→ **PROBLEM STATEMENT**:
Work out how many lines contain "Simulation". Reply with the count alone.

Figure data in JSON
==========
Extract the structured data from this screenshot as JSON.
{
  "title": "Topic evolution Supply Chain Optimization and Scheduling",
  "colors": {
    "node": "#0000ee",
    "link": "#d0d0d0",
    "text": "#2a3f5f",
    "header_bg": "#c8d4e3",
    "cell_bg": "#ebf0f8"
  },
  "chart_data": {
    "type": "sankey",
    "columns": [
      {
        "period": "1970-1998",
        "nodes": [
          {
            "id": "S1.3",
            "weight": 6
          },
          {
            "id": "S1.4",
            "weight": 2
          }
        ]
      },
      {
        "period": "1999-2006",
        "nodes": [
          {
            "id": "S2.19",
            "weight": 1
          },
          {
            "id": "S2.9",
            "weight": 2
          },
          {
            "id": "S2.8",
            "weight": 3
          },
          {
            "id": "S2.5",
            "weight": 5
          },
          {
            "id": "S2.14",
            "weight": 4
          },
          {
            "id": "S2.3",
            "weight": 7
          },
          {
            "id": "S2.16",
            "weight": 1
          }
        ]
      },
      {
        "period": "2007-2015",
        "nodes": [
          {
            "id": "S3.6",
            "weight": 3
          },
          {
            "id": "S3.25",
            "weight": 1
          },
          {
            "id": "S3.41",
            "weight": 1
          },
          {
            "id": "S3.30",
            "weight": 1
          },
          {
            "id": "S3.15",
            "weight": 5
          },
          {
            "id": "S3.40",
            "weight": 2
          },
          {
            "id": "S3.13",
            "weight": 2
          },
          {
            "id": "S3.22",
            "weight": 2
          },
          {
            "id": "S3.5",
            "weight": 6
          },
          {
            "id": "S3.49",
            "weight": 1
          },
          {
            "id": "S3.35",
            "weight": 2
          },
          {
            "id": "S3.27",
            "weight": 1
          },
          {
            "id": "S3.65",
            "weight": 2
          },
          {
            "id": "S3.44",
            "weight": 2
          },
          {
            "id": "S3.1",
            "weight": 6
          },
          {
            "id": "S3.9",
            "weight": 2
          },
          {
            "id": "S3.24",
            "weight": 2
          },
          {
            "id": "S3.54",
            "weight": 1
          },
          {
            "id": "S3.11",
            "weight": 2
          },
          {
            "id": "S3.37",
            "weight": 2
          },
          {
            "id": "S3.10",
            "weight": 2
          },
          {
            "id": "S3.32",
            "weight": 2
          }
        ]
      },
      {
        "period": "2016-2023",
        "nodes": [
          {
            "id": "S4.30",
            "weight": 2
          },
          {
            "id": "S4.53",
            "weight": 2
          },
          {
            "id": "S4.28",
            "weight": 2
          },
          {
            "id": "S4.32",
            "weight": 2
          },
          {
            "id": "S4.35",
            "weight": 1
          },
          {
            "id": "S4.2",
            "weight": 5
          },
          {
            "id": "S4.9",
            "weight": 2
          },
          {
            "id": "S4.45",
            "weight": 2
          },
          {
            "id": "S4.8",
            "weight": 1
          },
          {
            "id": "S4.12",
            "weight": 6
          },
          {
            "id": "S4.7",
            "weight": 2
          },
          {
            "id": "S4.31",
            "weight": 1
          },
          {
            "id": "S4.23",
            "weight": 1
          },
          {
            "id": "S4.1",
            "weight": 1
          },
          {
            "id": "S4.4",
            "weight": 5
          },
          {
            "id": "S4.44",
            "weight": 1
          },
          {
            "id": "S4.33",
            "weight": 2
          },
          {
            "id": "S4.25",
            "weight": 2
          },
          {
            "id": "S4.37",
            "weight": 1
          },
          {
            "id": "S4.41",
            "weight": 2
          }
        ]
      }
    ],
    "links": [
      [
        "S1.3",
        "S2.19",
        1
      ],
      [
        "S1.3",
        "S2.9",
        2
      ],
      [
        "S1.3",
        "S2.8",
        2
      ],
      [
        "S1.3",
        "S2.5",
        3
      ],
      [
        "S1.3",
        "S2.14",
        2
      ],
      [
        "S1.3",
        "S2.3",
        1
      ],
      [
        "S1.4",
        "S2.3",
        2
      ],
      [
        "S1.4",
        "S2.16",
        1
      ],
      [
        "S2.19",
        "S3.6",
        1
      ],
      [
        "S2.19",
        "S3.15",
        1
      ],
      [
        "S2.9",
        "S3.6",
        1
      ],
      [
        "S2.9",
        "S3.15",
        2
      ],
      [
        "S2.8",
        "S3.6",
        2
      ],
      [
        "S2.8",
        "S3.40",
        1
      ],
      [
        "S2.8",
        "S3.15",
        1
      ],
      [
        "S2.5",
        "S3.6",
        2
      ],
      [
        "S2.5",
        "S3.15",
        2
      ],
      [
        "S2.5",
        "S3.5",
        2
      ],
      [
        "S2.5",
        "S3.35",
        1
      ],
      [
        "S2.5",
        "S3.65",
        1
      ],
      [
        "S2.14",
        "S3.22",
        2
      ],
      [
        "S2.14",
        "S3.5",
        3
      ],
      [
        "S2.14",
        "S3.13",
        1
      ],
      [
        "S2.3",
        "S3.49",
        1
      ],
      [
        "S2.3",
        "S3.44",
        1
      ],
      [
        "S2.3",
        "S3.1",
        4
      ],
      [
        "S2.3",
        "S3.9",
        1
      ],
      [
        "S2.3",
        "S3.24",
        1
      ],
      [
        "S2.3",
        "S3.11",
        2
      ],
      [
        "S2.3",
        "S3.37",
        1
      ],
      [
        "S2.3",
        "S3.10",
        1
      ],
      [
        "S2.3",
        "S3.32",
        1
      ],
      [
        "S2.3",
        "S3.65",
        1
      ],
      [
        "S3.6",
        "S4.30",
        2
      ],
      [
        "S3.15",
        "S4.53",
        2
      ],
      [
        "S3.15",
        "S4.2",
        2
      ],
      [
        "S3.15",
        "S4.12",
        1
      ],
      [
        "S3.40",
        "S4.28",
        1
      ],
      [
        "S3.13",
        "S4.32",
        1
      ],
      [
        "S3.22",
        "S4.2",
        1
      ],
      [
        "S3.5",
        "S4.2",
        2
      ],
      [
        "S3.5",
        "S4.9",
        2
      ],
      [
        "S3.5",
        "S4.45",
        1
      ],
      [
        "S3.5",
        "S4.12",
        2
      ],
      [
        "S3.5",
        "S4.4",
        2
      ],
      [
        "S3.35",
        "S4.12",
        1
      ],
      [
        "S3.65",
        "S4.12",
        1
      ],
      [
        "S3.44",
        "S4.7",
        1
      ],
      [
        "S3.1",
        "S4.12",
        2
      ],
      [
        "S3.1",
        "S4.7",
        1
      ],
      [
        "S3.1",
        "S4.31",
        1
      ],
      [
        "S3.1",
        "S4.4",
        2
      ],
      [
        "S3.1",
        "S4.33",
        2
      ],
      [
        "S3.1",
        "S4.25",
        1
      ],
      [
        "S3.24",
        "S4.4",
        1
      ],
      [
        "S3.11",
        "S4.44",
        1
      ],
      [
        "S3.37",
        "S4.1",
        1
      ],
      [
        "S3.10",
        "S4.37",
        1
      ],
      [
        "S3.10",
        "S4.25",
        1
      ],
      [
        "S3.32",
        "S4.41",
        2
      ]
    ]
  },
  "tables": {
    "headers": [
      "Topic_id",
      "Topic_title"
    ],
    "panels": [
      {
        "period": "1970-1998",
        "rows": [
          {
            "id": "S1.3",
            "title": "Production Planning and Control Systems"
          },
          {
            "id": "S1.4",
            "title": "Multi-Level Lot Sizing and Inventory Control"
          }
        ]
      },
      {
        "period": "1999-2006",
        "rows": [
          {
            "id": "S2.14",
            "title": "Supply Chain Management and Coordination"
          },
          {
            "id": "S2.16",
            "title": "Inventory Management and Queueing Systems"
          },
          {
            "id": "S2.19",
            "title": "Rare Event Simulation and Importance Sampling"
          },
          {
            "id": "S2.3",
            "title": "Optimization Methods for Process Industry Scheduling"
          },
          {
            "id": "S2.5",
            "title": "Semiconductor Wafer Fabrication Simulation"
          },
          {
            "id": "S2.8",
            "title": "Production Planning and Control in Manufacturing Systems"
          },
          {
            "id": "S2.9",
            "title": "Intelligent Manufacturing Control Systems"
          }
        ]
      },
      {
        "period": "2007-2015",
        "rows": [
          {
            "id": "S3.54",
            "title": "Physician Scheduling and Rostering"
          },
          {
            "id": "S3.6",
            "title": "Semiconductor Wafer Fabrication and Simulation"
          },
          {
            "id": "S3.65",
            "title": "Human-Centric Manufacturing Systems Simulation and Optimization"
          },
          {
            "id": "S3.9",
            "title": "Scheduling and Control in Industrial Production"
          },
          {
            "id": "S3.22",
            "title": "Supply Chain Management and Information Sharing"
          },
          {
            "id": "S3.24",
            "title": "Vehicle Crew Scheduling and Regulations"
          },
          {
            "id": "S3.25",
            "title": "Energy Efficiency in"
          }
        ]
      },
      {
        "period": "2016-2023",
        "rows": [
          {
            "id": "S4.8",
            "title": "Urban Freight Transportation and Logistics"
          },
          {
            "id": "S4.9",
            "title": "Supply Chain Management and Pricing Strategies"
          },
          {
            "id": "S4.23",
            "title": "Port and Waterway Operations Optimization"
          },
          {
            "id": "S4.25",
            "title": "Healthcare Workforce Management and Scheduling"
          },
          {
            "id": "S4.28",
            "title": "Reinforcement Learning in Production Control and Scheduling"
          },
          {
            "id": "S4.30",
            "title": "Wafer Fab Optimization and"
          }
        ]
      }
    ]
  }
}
==========
→ **THE REPLY**:
4